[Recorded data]
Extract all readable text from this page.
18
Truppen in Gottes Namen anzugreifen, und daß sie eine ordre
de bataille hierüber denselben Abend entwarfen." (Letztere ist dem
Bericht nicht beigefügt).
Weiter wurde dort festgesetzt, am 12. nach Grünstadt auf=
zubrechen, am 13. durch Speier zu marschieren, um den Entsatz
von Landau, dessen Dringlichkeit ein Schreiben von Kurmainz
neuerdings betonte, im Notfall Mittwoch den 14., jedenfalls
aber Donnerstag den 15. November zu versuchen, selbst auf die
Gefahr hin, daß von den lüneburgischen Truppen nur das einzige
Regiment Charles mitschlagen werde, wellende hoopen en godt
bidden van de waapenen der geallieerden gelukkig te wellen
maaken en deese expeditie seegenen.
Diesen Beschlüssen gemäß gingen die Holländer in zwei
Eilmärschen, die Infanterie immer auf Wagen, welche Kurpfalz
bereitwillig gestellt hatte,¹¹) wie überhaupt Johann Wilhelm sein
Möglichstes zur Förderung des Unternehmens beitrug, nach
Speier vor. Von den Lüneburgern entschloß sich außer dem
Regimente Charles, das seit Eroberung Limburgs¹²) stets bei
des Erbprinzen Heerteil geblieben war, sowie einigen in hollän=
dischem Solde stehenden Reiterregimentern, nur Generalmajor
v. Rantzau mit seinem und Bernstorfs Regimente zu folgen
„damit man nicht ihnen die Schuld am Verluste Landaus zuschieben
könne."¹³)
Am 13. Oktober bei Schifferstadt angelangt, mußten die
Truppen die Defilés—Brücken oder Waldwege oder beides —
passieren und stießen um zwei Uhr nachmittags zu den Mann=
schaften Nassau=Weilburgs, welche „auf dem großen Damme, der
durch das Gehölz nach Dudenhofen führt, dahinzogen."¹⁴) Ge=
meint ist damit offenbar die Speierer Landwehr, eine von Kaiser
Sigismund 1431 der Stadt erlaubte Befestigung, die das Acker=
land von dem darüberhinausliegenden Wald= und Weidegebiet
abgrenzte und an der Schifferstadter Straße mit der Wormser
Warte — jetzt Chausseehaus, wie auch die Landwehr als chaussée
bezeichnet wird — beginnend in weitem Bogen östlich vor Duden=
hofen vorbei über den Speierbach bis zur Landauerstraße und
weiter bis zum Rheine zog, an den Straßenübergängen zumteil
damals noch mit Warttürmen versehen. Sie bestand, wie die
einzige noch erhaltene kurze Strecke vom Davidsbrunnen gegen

Aim of the exercise:
Every record above should be copied exactly.

The response:
Extract all readable text from this page.
18
Truppen in Gottes Namen anzugreifen, und daß sie eine ordre
de bataille hierüber denselben Abend entwarfen." (Letztere ist dem
Bericht nicht beigefügt).
Weiter wurde dort festgesetzt, am 12. nach Grünstadt auf=
zubrechen, am 13. durch Speier zu marschieren, um den Entsatz
von Landau, dessen Dringlichkeit ein Schreiben von Kurmainz
neuerdings betonte, im Notfall Mittwoch den 14., jedenfalls
aber Donnerstag den 15. November zu versuchen, selbst auf die
Gefahr hin, daß von den lüneburgischen Truppen nur das einzige
Regiment Charles mitschlagen werde, wellende hoopen en godt
bidden van de waapenen der geallieerden gelukkig te wellen
maaken en deese expeditie seegenen.
Diesen Beschlüssen gemäß gingen die Holländer in zwei
Eilmärschen, die Infanterie immer auf Wagen, welche Kurpfalz
bereitwillig gestellt hatte,¹¹) wie überhaupt Johann Wilhelm sein
Möglichstes zur Förderung des Unternehmens beitrug, nach
Speier vor. Von den Lüneburgern entschloß sich außer dem
Regimente Charles, das seit Eroberung Limburgs¹²) stets bei
des Erbprinzen Heerteil geblieben war, sowie einigen in hollän=
dischem Solde stehenden Reiterregimentern, nur Generalmajor
v. Rantzau mit seinem und Bernstorfs Regimente zu folgen
„damit man nicht ihnen die Schuld am Verluste Landaus zuschieben
könne."¹³)
Am 13. Oktober bei Schifferstadt angelangt, mußten die
Truppen die Defilés—Brücken oder Waldwege oder beides —
passieren und stießen um zwei Uhr nachmittags zu den Mann=
schaften Nassau=Weilburgs, welche „auf dem großen Damme, der
durch das Gehölz nach Dudenhofen führt, dahinzogen."¹⁴) Ge=
meint ist damit offenbar die Speierer Landwehr, eine von Kaiser
Sigismund 1431 der Stadt erlaubte Befestigung, die das Acker=
land von dem darüberhinausliegenden Wald= und Weidegebiet
abgrenzte und an der Schifferstadter Straße mit der Wormser
Warte — jetzt Chausseehaus, wie auch die Landwehr als chaussée
bezeichnet wird — beginnend in weitem Bogen östlich vor Duden=
hofen vorbei über den Speierbach bis zur Landauerstraße und
weiter bis zum Rheine zog, an den Straßenübergängen zumteil
damals noch mit Warttürmen versehen. Sie bestand, wie die
einzige noch erhaltene kurze Strecke vom Davidsbrunnen gegen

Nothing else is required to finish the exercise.